Entries taken from a collection.
--- BEGIN ---

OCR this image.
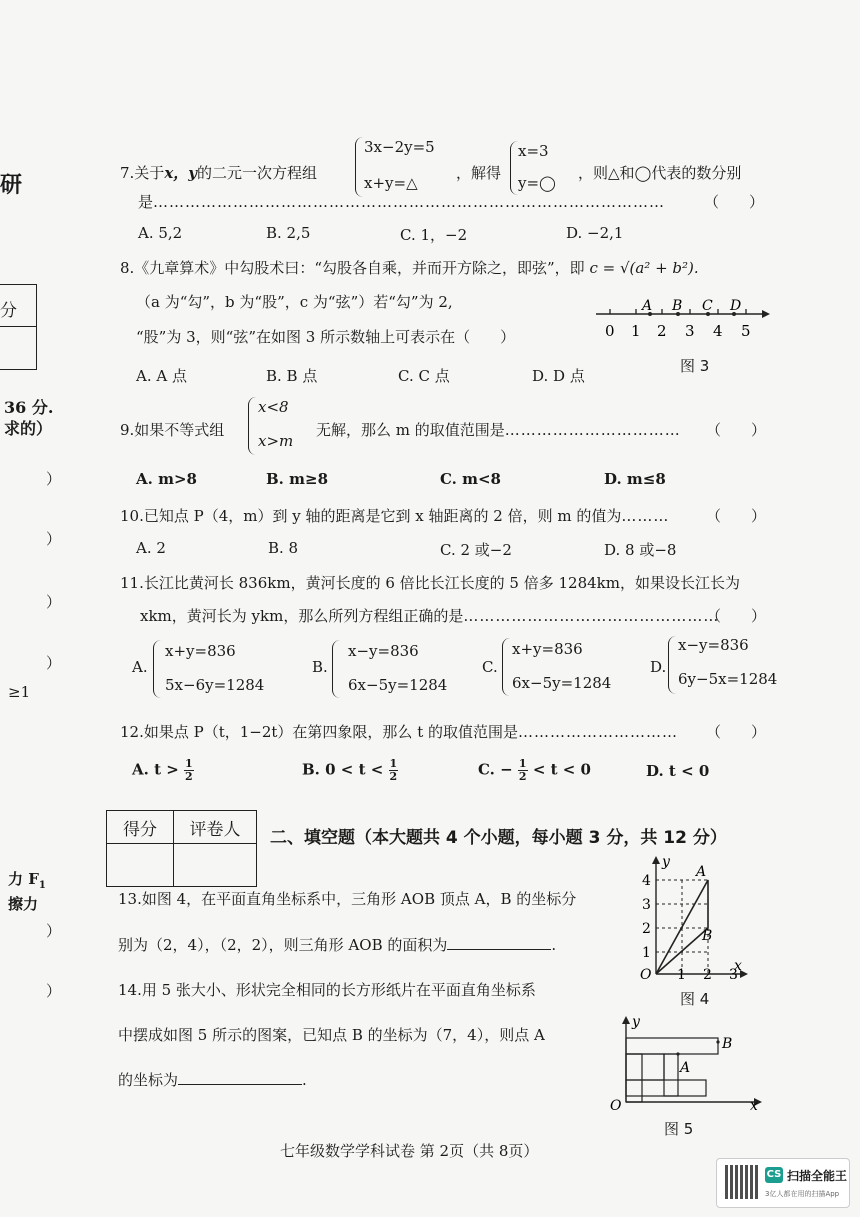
研
分
36 分.
求的）
）
）
）
）
≥1
力 $F_1$
擦力
）
）
7.关于x，y的二元一次方程组
3x−2y=5
x+y=△
，解得
x=3
y=◯
，则△和◯代表的数分别
是……………………………………………………………………………………	（　　）
A. 5,2	B. 2,5	C. 1，−2	D. −2,1
8.《九章算术》中勾股术曰：“勾股各自乘，并而开方除之，即弦”，即 c = √(a² + b²).
（a 为“勾”，b 为“股”，c 为“弦”）若“勾”为 2,
“股”为 3，则“弦”在如图 3 所示数轴上可表示在（　　）
A B C D
0 1 2 3 4 5
图 3
A. A 点	B. B 点	C. C 点	D. D 点
9.如果不等式组
x<8
x>m
无解，那么 m 的取值范围是…………………………… （　　）
A. m>8	B. m≥8	C. m<8	D. m≤8
10.已知点 P（4，m）到 y 轴的距离是它到 x 轴距离的 2 倍，则 m 的值为……… （　　）
A. 2	B. 8	C. 2 或−2	D. 8 或−8
11.长江比黄河长 836km，黄河长度的 6 倍比长江长度的 5 倍多 1284km，如果设长江长为
xkm，黄河长为 ykm，那么所列方程组正确的是…………………………………………
（　　）
A.
x+y=836
5x−6y=1284
B.
x−y=836
6x−5y=1284
C.
x+y=836
6x−5y=1284
D.
x−y=836
6y−5x=1284
12.如果点 P（t，1−2t）在第四象限，那么 t 的取值范围是………………………… （　　）
A. $t > \frac{1}{2}$	B. $0 < t < \frac{1}{2}$	C. − $\frac{1}{2} < t < 0$	D. t < 0
得分	评卷人
	二、填空题（本大题共 4 个小题，每小题 3 分，共 12 分）
13.如图 4，在平面直角坐标系中，三角形 AOB 顶点 A，B 的坐标分
别为（2，4），（2，2），则三角形 AOB 的面积为	.
4
3
2
1
1 2 3
O
y
x
A
B
图 4
14.用 5 张大小、形状完全相同的长方形纸片在平面直角坐标系
中摆成如图 5 所示的图案，已知点 B 的坐标为（7，4），则点 A
的坐标为	.
y
x
O
A
B
图 5
七年级数学学科试卷 第 2页（共 8页）
CS 扫描全能王
3亿人都在用的扫描App
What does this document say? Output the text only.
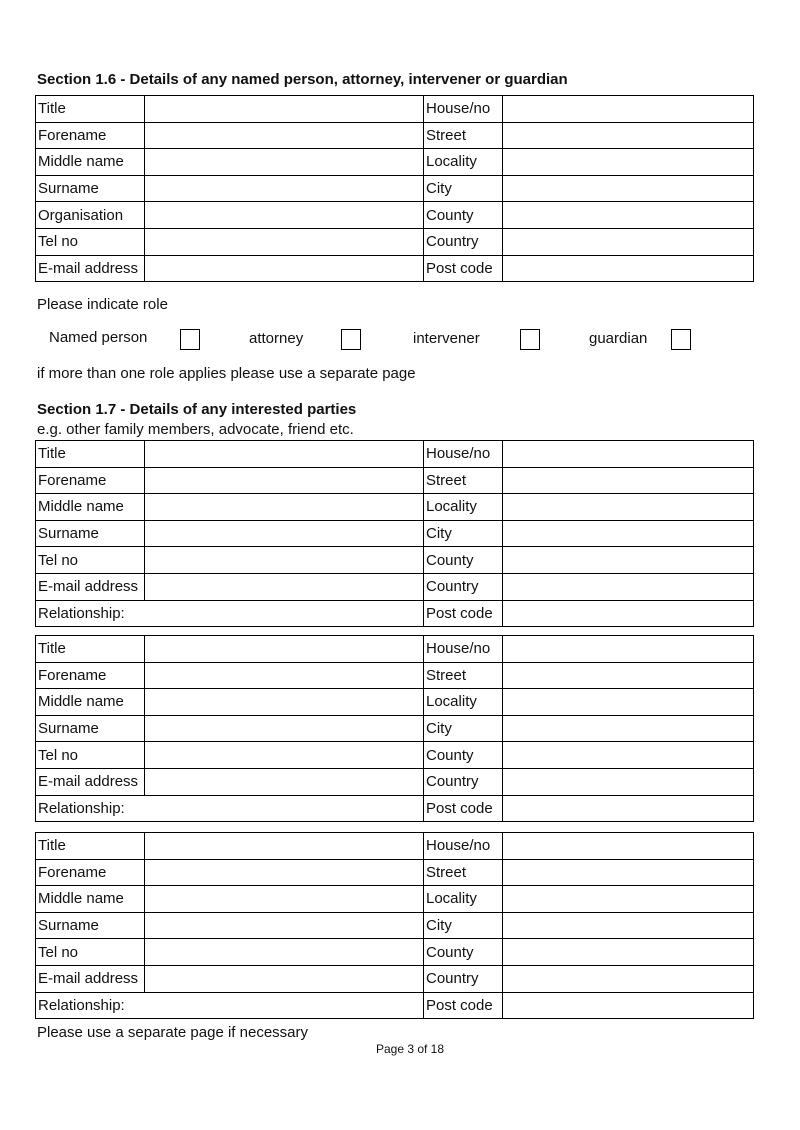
Section 1.6 - Details of any named person, attorney, intervener or guardian
Title		House/no	
Forename		Street	
Middle name		Locality	
Surname		City	
Organisation		County	
Tel no		Country	
E-mail address		Post code	
Please indicate role
Named person	attorney	intervener	guardian
if more than one role applies please use a separate page
Section 1.7 - Details of any interested parties
e.g. other family members, advocate, friend etc.
Title		House/no	
Forename		Street	
Middle name		Locality	
Surname		City	
Tel no		County	
E-mail address		Country	
Relationship:		Post code	
Title		House/no	
Forename		Street	
Middle name		Locality	
Surname		City	
Tel no		County	
E-mail address		Country	
Relationship:		Post code	
Title		House/no	
Forename		Street	
Middle name		Locality	
Surname		City	
Tel no		County	
E-mail address		Country	
Relationship:		Post code	
Please use a separate page if necessary
Page 3 of 18
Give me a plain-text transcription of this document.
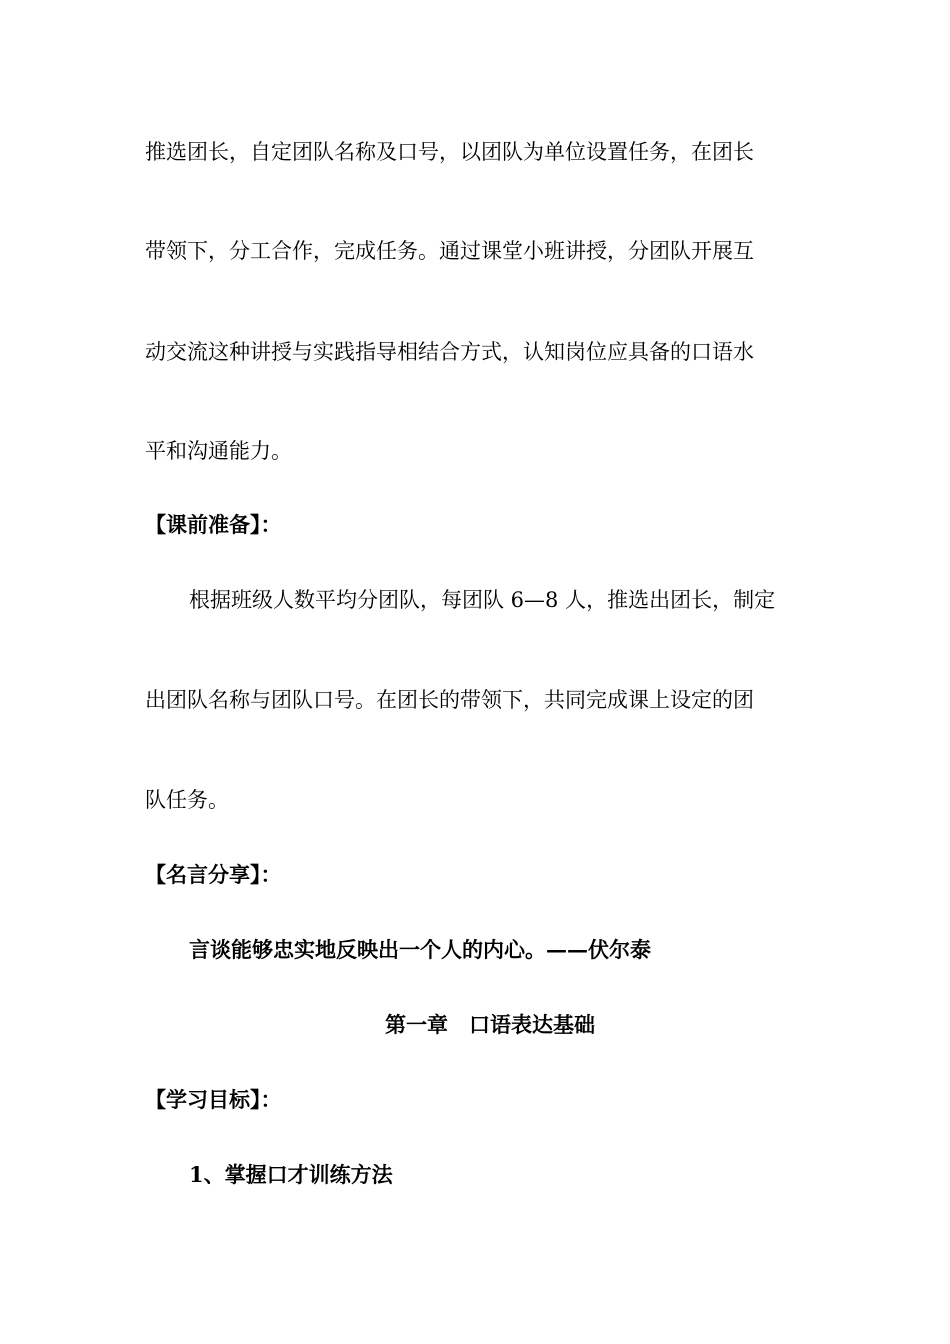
推选团长，自定团队名称及口号，以团队为单位设置任务，在团长
带领下，分工合作，完成任务。通过课堂小班讲授，分团队开展互
动交流这种讲授与实践指导相结合方式，认知岗位应具备的口语水
平和沟通能力。
【课前准备】：
根据班级人数平均分团队，每团队 6—8 人，推选出团长，制定
出团队名称与团队口号。在团长的带领下，共同完成课上设定的团
队任务。
【名言分享】：
言谈能够忠实地反映出一个人的内心。——伏尔泰
第一章　口语表达基础
【学习目标】：
1、掌握口才训练方法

--- END ---

THE REQUEST. Exclude the pictures. Write out the remaining data exactly.

COMPLETE ANSWER.
OCR this image.
研
分
36 分.
求的）
）
）
）
）
≥1
力 $F_1$
擦力
）
）
7.关于x，y的二元一次方程组
3x−2y=5
x+y=△
，解得
x=3
y=◯
，则△和◯代表的数分别
是……………………………………………………………………………………	（　　）
A. 5,2	B. 2,5	C. 1，−2	D. −2,1
8.《九章算术》中勾股术曰：“勾股各自乘，并而开方除之，即弦”，即 c = √(a² + b²).
（a 为“勾”，b 为“股”，c 为“弦”）若“勾”为 2,
“股”为 3，则“弦”在如图 3 所示数轴上可表示在（　　）
A B C D
0 1 2 3 4 5
图 3
A. A 点	B. B 点	C. C 点	D. D 点
9.如果不等式组
x<8
x>m
无解，那么 m 的取值范围是…………………………… （　　）
A. m>8	B. m≥8	C. m<8	D. m≤8
10.已知点 P（4，m）到 y 轴的距离是它到 x 轴距离的 2 倍，则 m 的值为……… （　　）
A. 2	B. 8	C. 2 或−2	D. 8 或−8
11.长江比黄河长 836km，黄河长度的 6 倍比长江长度的 5 倍多 1284km，如果设长江长为
xkm，黄河长为 ykm，那么所列方程组正确的是…………………………………………
（　　）
A.
x+y=836
5x−6y=1284
B.
x−y=836
6x−5y=1284
C.
x+y=836
6x−5y=1284
D.
x−y=836
6y−5x=1284
12.如果点 P（t，1−2t）在第四象限，那么 t 的取值范围是………………………… （　　）
A. $t > \frac{1}{2}$	B. $0 < t < \frac{1}{2}$	C. − $\frac{1}{2} < t < 0$	D. t < 0
得分	评卷人
	二、填空题（本大题共 4 个小题，每小题 3 分，共 12 分）
13.如图 4，在平面直角坐标系中，三角形 AOB 顶点 A，B 的坐标分
别为（2，4），（2，2），则三角形 AOB 的面积为	.
4
3
2
1
1 2 3
O
y
x
A
B
图 4
14.用 5 张大小、形状完全相同的长方形纸片在平面直角坐标系
中摆成如图 5 所示的图案，已知点 B 的坐标为（7，4），则点 A
的坐标为	.
y
x
O
A
B
图 5
七年级数学学科试卷 第 2页（共 8页）
CS 扫描全能王
3亿人都在用的扫描App
What does this document say? Output the text only.
Section 1.6 - Details of any named person, attorney, intervener or guardian
Title		House/no	
Forename		Street	
Middle name		Locality	
Surname		City	
Organisation		County	
Tel no		Country	
E-mail address		Post code	
Please indicate role
Named person	attorney	intervener	guardian
if more than one role applies please use a separate page
Section 1.7 - Details of any interested parties
e.g. other family members, advocate, friend etc.
Title		House/no	
Forename		Street	
Middle name		Locality	
Surname		City	
Tel no		County	
E-mail address		Country	
Relationship:		Post code	
Title		House/no	
Forename		Street	
Middle name		Locality	
Surname		City	
Tel no		County	
E-mail address		Country	
Relationship:		Post code	
Title		House/no	
Forename		Street	
Middle name		Locality	
Surname		City	
Tel no		County	
E-mail address		Country	
Relationship:		Post code	
Please use a separate page if necessary
Page 3 of 18
Give me a plain-text transcription of this document.
推选团长，自定团队名称及口号，以团队为单位设置任务，在团长
带领下，分工合作，完成任务。通过课堂小班讲授，分团队开展互
动交流这种讲授与实践指导相结合方式，认知岗位应具备的口语水
平和沟通能力。
【课前准备】：
根据班级人数平均分团队，每团队 6—8 人，推选出团长，制定
出团队名称与团队口号。在团长的带领下，共同完成课上设定的团
队任务。
【名言分享】：
言谈能够忠实地反映出一个人的内心。——伏尔泰
第一章　口语表达基础
【学习目标】：
1、掌握口才训练方法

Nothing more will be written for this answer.